[RECORDED DATA start]
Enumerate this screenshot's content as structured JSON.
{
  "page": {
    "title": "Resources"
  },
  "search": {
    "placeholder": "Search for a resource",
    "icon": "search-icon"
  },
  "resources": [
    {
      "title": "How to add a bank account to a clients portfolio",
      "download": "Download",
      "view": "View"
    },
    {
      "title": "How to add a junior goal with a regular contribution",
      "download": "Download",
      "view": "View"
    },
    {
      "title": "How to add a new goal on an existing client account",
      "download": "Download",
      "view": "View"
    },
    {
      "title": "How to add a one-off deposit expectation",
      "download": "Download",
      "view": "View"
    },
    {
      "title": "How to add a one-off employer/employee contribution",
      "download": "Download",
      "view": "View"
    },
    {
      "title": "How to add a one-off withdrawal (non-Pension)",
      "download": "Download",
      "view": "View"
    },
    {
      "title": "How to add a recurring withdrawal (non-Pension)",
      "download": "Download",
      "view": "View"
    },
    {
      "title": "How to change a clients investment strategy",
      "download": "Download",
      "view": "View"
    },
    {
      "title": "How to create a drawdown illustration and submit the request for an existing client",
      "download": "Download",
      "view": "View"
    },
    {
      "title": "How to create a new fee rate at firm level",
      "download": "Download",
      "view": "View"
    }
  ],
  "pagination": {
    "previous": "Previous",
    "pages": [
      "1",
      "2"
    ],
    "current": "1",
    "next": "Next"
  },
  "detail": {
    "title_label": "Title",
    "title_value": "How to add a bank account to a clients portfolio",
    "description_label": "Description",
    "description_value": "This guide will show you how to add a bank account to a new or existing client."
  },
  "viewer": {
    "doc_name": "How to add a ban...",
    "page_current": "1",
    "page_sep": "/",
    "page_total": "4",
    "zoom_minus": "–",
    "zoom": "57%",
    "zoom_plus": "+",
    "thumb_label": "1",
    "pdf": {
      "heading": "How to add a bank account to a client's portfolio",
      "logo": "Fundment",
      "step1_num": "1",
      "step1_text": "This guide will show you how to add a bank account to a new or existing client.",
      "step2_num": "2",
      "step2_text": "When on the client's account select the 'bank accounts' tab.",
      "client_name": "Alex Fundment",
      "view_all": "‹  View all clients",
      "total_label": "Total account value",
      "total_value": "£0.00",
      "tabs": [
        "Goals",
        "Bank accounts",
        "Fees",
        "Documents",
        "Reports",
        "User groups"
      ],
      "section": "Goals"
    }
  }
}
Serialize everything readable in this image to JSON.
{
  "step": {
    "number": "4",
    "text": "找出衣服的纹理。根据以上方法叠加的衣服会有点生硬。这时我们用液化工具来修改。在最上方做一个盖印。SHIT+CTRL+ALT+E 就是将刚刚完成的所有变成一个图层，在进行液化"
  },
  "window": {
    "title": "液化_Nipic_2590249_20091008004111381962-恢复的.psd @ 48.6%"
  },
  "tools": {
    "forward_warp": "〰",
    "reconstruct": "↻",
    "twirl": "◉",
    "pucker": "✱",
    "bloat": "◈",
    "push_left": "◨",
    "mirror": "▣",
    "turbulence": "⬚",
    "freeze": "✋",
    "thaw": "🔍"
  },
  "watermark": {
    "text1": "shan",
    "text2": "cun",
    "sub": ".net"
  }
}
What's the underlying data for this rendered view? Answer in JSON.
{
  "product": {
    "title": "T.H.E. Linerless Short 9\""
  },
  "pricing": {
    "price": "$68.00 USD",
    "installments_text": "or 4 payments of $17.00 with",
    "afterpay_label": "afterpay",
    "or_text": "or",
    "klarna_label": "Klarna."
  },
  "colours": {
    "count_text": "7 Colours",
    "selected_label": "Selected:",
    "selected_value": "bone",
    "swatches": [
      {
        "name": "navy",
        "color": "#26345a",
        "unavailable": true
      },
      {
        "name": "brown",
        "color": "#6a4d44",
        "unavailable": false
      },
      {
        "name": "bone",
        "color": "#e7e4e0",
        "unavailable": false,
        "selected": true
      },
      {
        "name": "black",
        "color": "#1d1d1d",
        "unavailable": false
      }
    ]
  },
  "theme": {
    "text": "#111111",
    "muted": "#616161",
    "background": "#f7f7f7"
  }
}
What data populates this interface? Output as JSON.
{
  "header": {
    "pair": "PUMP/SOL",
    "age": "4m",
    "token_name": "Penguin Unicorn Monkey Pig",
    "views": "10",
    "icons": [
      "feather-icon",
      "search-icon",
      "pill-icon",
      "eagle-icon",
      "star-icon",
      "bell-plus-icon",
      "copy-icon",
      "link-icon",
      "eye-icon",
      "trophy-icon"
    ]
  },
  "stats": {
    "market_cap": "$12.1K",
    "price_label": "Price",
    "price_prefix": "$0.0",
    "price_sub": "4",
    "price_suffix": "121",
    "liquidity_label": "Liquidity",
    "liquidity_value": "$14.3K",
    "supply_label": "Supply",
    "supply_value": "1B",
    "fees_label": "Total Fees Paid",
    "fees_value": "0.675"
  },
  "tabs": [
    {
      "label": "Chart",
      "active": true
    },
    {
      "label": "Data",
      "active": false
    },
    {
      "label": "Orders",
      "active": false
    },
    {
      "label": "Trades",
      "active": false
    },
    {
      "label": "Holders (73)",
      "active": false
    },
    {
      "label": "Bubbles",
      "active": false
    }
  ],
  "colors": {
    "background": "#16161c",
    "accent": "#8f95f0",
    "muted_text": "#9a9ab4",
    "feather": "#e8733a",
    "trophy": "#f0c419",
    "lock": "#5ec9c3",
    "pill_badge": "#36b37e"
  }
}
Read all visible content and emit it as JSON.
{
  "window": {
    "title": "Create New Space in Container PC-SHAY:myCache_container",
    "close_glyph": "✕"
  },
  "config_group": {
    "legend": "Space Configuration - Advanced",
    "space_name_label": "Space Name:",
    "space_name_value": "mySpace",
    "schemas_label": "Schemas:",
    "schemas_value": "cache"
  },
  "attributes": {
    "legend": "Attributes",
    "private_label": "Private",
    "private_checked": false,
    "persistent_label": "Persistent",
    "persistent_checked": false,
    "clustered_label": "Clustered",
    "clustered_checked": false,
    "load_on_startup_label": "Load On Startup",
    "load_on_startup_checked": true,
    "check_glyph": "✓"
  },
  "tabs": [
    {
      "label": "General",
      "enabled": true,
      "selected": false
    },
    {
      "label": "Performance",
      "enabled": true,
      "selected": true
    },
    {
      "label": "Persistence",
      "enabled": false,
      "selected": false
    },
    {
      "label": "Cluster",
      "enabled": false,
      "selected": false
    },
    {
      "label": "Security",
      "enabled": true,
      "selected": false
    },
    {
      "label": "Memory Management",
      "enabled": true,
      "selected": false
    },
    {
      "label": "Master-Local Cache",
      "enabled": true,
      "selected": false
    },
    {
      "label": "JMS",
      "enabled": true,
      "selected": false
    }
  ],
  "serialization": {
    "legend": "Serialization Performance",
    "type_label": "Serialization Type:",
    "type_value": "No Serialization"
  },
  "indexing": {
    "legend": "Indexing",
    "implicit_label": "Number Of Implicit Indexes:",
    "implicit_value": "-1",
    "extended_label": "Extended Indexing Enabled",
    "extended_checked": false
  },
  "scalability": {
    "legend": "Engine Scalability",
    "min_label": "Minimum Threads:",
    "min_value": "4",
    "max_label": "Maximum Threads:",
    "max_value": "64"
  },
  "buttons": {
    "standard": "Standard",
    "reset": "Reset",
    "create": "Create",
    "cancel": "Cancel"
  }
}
[RECORDED DATA end]
# WRITTEN PROBLEM:
Output each entry precisely as given.

# SOLVED EXERCISE:
Enumerate this screenshot's content as structured JSON.
{
  "page": {
    "title": "Resources"
  },
  "search": {
    "placeholder": "Search for a resource",
    "icon": "search-icon"
  },
  "resources": [
    {
      "title": "How to add a bank account to a clients portfolio",
      "download": "Download",
      "view": "View"
    },
    {
      "title": "How to add a junior goal with a regular contribution",
      "download": "Download",
      "view": "View"
    },
    {
      "title": "How to add a new goal on an existing client account",
      "download": "Download",
      "view": "View"
    },
    {
      "title": "How to add a one-off deposit expectation",
      "download": "Download",
      "view": "View"
    },
    {
      "title": "How to add a one-off employer/employee contribution",
      "download": "Download",
      "view": "View"
    },
    {
      "title": "How to add a one-off withdrawal (non-Pension)",
      "download": "Download",
      "view": "View"
    },
    {
      "title": "How to add a recurring withdrawal (non-Pension)",
      "download": "Download",
      "view": "View"
    },
    {
      "title": "How to change a clients investment strategy",
      "download": "Download",
      "view": "View"
    },
    {
      "title": "How to create a drawdown illustration and submit the request for an existing client",
      "download": "Download",
      "view": "View"
    },
    {
      "title": "How to create a new fee rate at firm level",
      "download": "Download",
      "view": "View"
    }
  ],
  "pagination": {
    "previous": "Previous",
    "pages": [
      "1",
      "2"
    ],
    "current": "1",
    "next": "Next"
  },
  "detail": {
    "title_label": "Title",
    "title_value": "How to add a bank account to a clients portfolio",
    "description_label": "Description",
    "description_value": "This guide will show you how to add a bank account to a new or existing client."
  },
  "viewer": {
    "doc_name": "How to add a ban...",
    "page_current": "1",
    "page_sep": "/",
    "page_total": "4",
    "zoom_minus": "–",
    "zoom": "57%",
    "zoom_plus": "+",
    "thumb_label": "1",
    "pdf": {
      "heading": "How to add a bank account to a client's portfolio",
      "logo": "Fundment",
      "step1_num": "1",
      "step1_text": "This guide will show you how to add a bank account to a new or existing client.",
      "step2_num": "2",
      "step2_text": "When on the client's account select the 'bank accounts' tab.",
      "client_name": "Alex Fundment",
      "view_all": "‹  View all clients",
      "total_label": "Total account value",
      "total_value": "£0.00",
      "tabs": [
        "Goals",
        "Bank accounts",
        "Fees",
        "Documents",
        "Reports",
        "User groups"
      ],
      "section": "Goals"
    }
  }
}
Serialize everything readable in this image to JSON.
{
  "step": {
    "number": "4",
    "text": "找出衣服的纹理。根据以上方法叠加的衣服会有点生硬。这时我们用液化工具来修改。在最上方做一个盖印。SHIT+CTRL+ALT+E 就是将刚刚完成的所有变成一个图层，在进行液化"
  },
  "window": {
    "title": "液化_Nipic_2590249_20091008004111381962-恢复的.psd @ 48.6%"
  },
  "tools": {
    "forward_warp": "〰",
    "reconstruct": "↻",
    "twirl": "◉",
    "pucker": "✱",
    "bloat": "◈",
    "push_left": "◨",
    "mirror": "▣",
    "turbulence": "⬚",
    "freeze": "✋",
    "thaw": "🔍"
  },
  "watermark": {
    "text1": "shan",
    "text2": "cun",
    "sub": ".net"
  }
}
What's the underlying data for this rendered view? Answer in JSON.
{
  "product": {
    "title": "T.H.E. Linerless Short 9\""
  },
  "pricing": {
    "price": "$68.00 USD",
    "installments_text": "or 4 payments of $17.00 with",
    "afterpay_label": "afterpay",
    "or_text": "or",
    "klarna_label": "Klarna."
  },
  "colours": {
    "count_text": "7 Colours",
    "selected_label": "Selected:",
    "selected_value": "bone",
    "swatches": [
      {
        "name": "navy",
        "color": "#26345a",
        "unavailable": true
      },
      {
        "name": "brown",
        "color": "#6a4d44",
        "unavailable": false
      },
      {
        "name": "bone",
        "color": "#e7e4e0",
        "unavailable": false,
        "selected": true
      },
      {
        "name": "black",
        "color": "#1d1d1d",
        "unavailable": false
      }
    ]
  },
  "theme": {
    "text": "#111111",
    "muted": "#616161",
    "background": "#f7f7f7"
  }
}
What data populates this interface? Output as JSON.
{
  "header": {
    "pair": "PUMP/SOL",
    "age": "4m",
    "token_name": "Penguin Unicorn Monkey Pig",
    "views": "10",
    "icons": [
      "feather-icon",
      "search-icon",
      "pill-icon",
      "eagle-icon",
      "star-icon",
      "bell-plus-icon",
      "copy-icon",
      "link-icon",
      "eye-icon",
      "trophy-icon"
    ]
  },
  "stats": {
    "market_cap": "$12.1K",
    "price_label": "Price",
    "price_prefix": "$0.0",
    "price_sub": "4",
    "price_suffix": "121",
    "liquidity_label": "Liquidity",
    "liquidity_value": "$14.3K",
    "supply_label": "Supply",
    "supply_value": "1B",
    "fees_label": "Total Fees Paid",
    "fees_value": "0.675"
  },
  "tabs": [
    {
      "label": "Chart",
      "active": true
    },
    {
      "label": "Data",
      "active": false
    },
    {
      "label": "Orders",
      "active": false
    },
    {
      "label": "Trades",
      "active": false
    },
    {
      "label": "Holders (73)",
      "active": false
    },
    {
      "label": "Bubbles",
      "active": false
    }
  ],
  "colors": {
    "background": "#16161c",
    "accent": "#8f95f0",
    "muted_text": "#9a9ab4",
    "feather": "#e8733a",
    "trophy": "#f0c419",
    "lock": "#5ec9c3",
    "pill_badge": "#36b37e"
  }
}
Read all visible content and emit it as JSON.
{
  "window": {
    "title": "Create New Space in Container PC-SHAY:myCache_container",
    "close_glyph": "✕"
  },
  "config_group": {
    "legend": "Space Configuration - Advanced",
    "space_name_label": "Space Name:",
    "space_name_value": "mySpace",
    "schemas_label": "Schemas:",
    "schemas_value": "cache"
  },
  "attributes": {
    "legend": "Attributes",
    "private_label": "Private",
    "private_checked": false,
    "persistent_label": "Persistent",
    "persistent_checked": false,
    "clustered_label": "Clustered",
    "clustered_checked": false,
    "load_on_startup_label": "Load On Startup",
    "load_on_startup_checked": true,
    "check_glyph": "✓"
  },
  "tabs": [
    {
      "label": "General",
      "enabled": true,
      "selected": false
    },
    {
      "label": "Performance",
      "enabled": true,
      "selected": true
    },
    {
      "label": "Persistence",
      "enabled": false,
      "selected": false
    },
    {
      "label": "Cluster",
      "enabled": false,
      "selected": false
    },
    {
      "label": "Security",
      "enabled": true,
      "selected": false
    },
    {
      "label": "Memory Management",
      "enabled": true,
      "selected": false
    },
    {
      "label": "Master-Local Cache",
      "enabled": true,
      "selected": false
    },
    {
      "label": "JMS",
      "enabled": true,
      "selected": false
    }
  ],
  "serialization": {
    "legend": "Serialization Performance",
    "type_label": "Serialization Type:",
    "type_value": "No Serialization"
  },
  "indexing": {
    "legend": "Indexing",
    "implicit_label": "Number Of Implicit Indexes:",
    "implicit_value": "-1",
    "extended_label": "Extended Indexing Enabled",
    "extended_checked": false
  },
  "scalability": {
    "legend": "Engine Scalability",
    "min_label": "Minimum Threads:",
    "min_value": "4",
    "max_label": "Maximum Threads:",
    "max_value": "64"
  },
  "buttons": {
    "standard": "Standard",
    "reset": "Reset",
    "create": "Create",
    "cancel": "Cancel"
  }
}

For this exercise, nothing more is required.